======== TEXTO DADO
La antropofagia, sigue diciendo, “sólo simbolizaba la unión del hombre con la divinidad”, y “la carne debía comerse con el sentido de una comunión (con la divinidad)”, agrega.

 

“Lo religioso fue entonces móvil esencial para practicar la antropofagia entre los antiguos indígenas; en la inteligencia de que los muertos [N. de la R: los de los aztecas, se entiende, los otros eran alimento] no eran objeto de olvido ni desprecio”.

 

Notable tolerancia hacia la religión azteca por parte de los mismos acusadores de la evangelización española.

 

“La antropofagia se presenta entonces, entre los antiguos mexicanos, como un hecho que más que juzgarse, debe explicarse y comprenderse, adentrándose en el patrón cultural en que se realizó y sin el prejuicio propio de una visión estrictamente occidental”.

 

Traducción: los españoles con su mentalidad medieval no entendieron el mundo mágico de los indígenas…

 

Pero resulta que esta antropofagia, que según los indigenistas de hoy no existía o era sólo esporádica y ritual, tuvo que ser prohibida por una Ley de Indias (XII del Título 1 del Libro 1), dictada por Carlos V en junio de 1523: “Ordenamos, y mandamos a nuestros Virreyes, Audiencias, y Gobernadores de las Indias, que [...] prohíban expresamente con graves penas a los Indios idólatras y comer carne humana, aunque sea de los prisioneros y muertos en la guerra...”

 

Ahora bien, el propio Sahagun dice que estos sacrificios humanos se realizaban de modo cotidiano durante los meses de Tlacaxipehuliztili [marzo] y Tepeihuitl, [del 30 de septiembre al 19 de octubre] dedicados respectivamente a los dioses Xipe Tótec y Tláloc, y que las ceremonias incluían la práctica de la antropofagia. Es decir, no eran tan esporádicas.
================
→ **DESCRIPCIÓN DEL PROBLEMA**:
Conteste estas preguntas según el texto sobre la antropofagia:
(a) ¿Qué simbolizaba la antropofagia, según la cita del comienzo?
(b) ¿Quién dictó la Ley de Indias que prohibía comer carne humana, y en qué mes y año?
(c) ¿A qué dioses estaban dedicados los meses de Tlacaxipehuliztili y Tepeihuitl?
======== MATERIAL
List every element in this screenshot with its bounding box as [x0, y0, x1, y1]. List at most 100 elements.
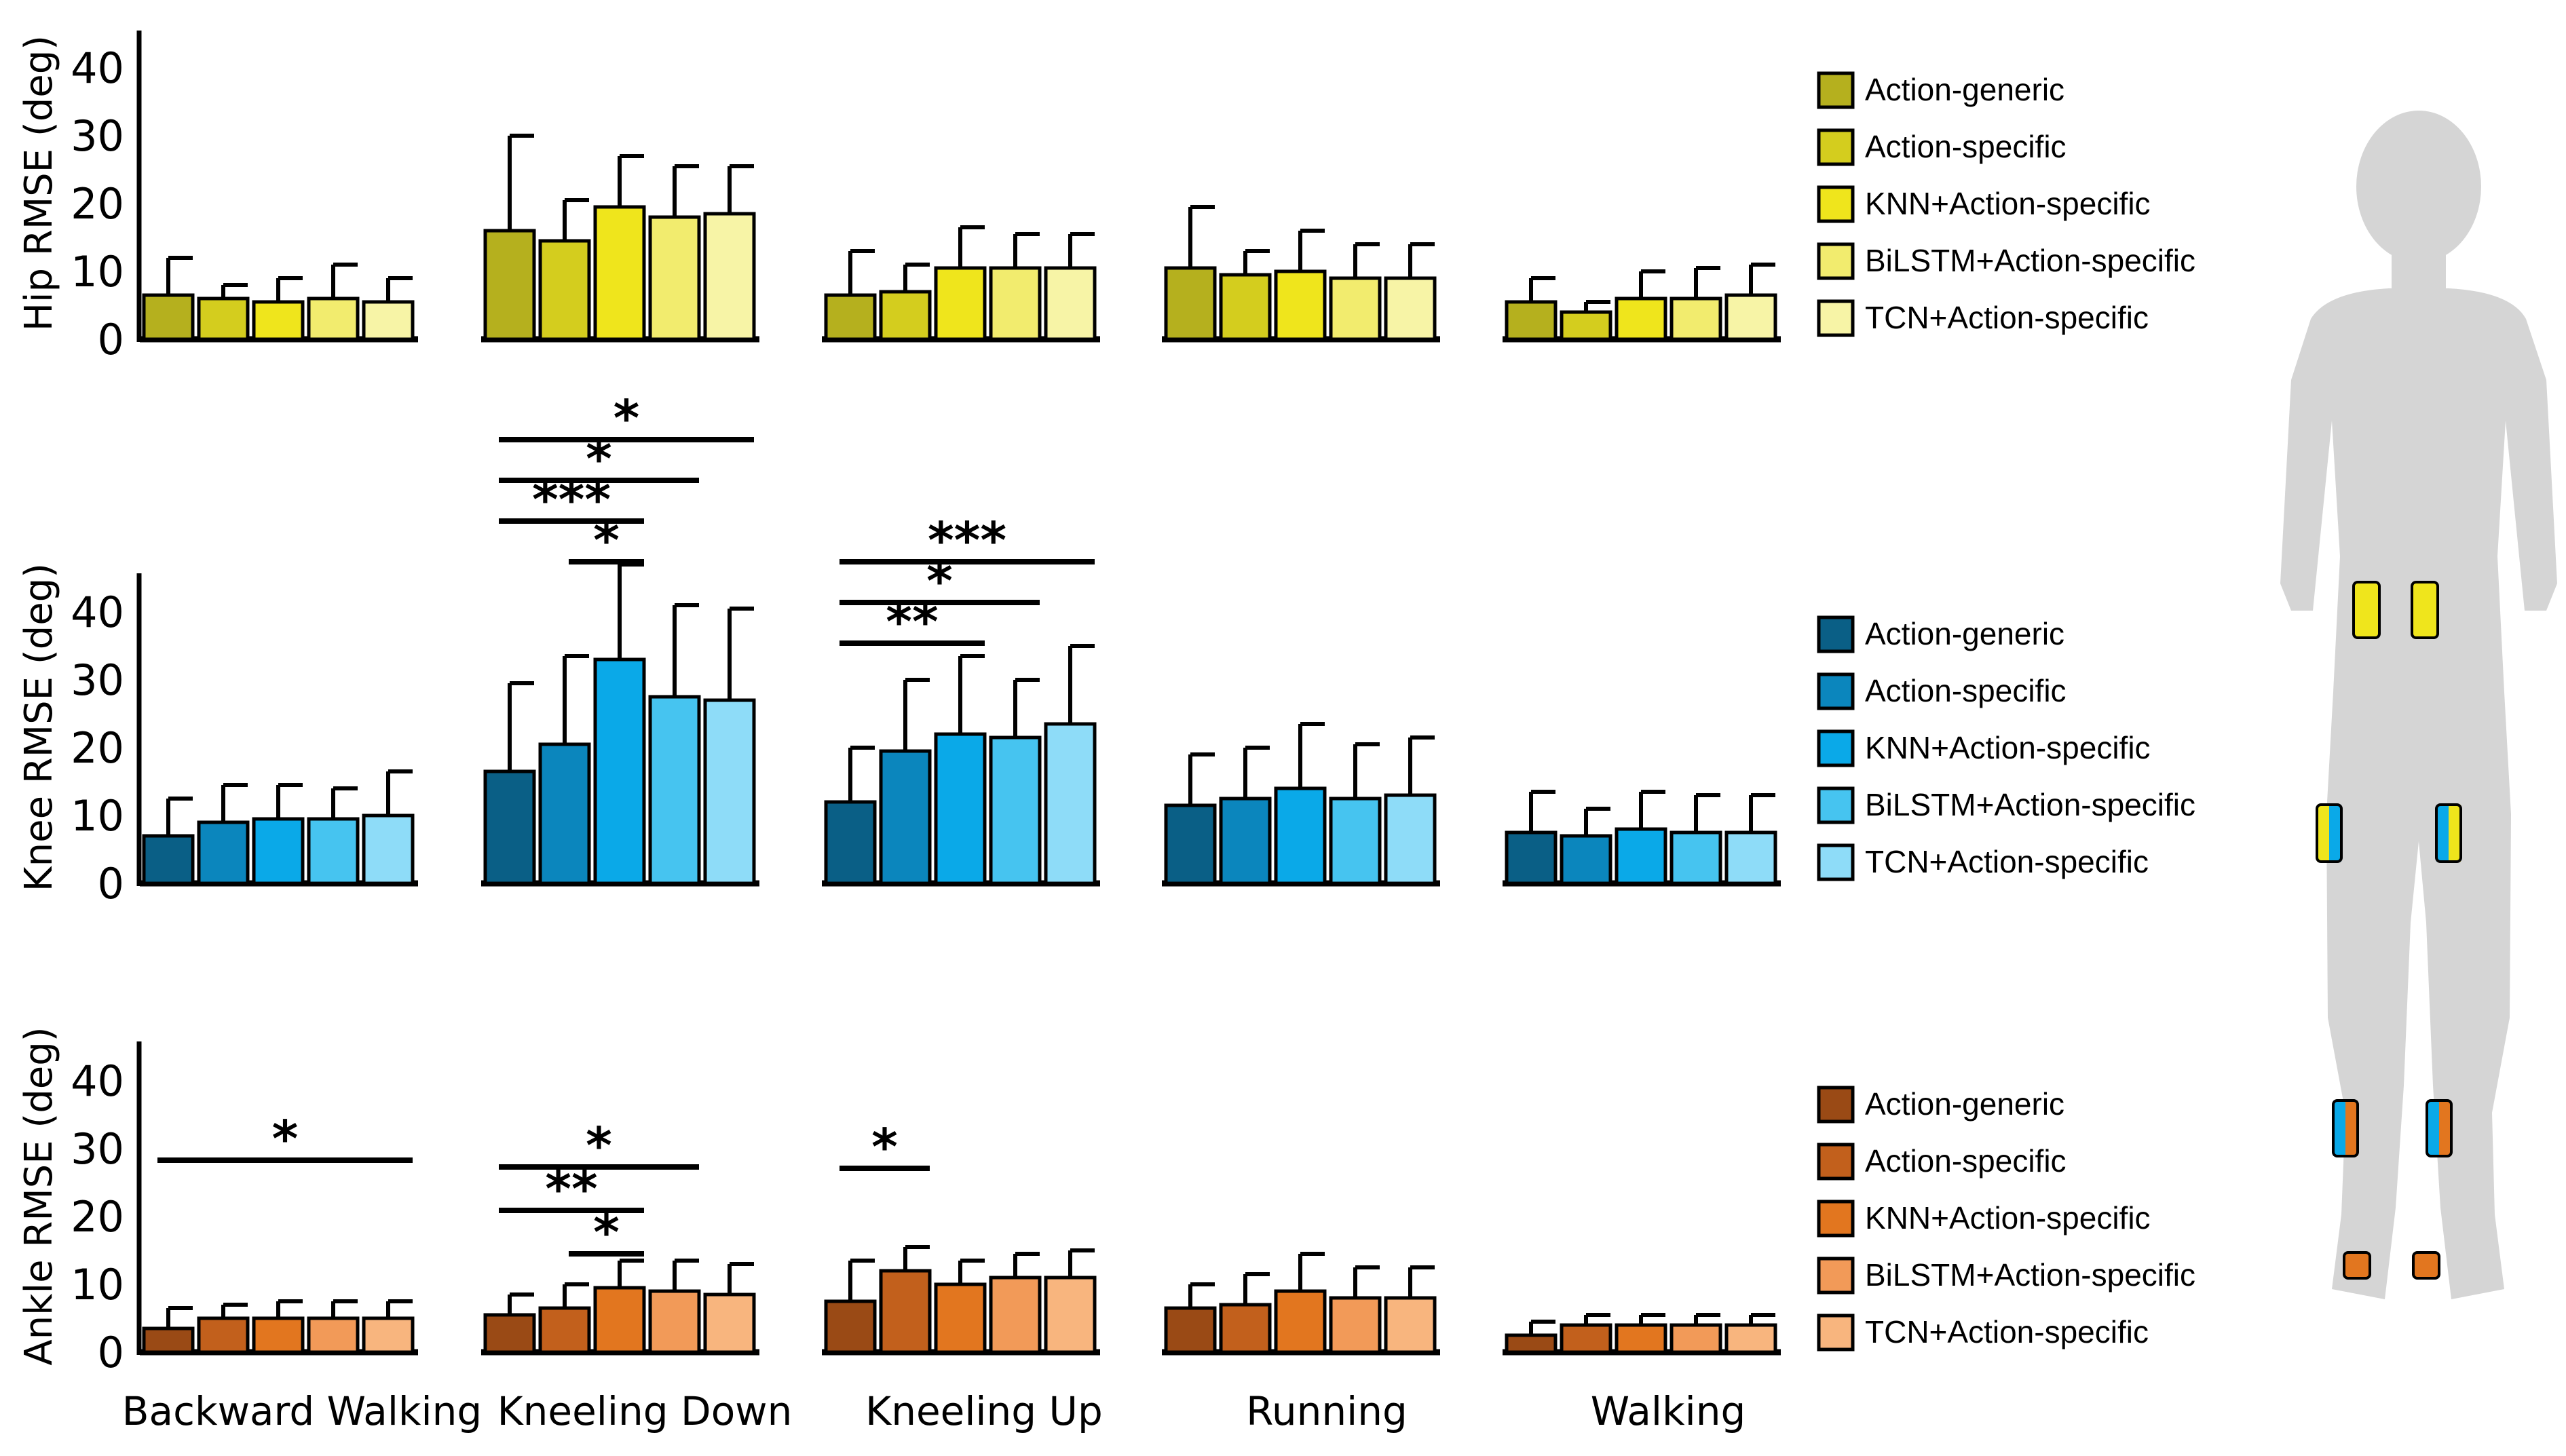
================
→ **TAREA RESUELTA**:
(a) La unión del hombre con la divinidad.
(b) Carlos V, en junio de 1523.
(c) A Xipe Tótec y a Tláloc, respectivamente.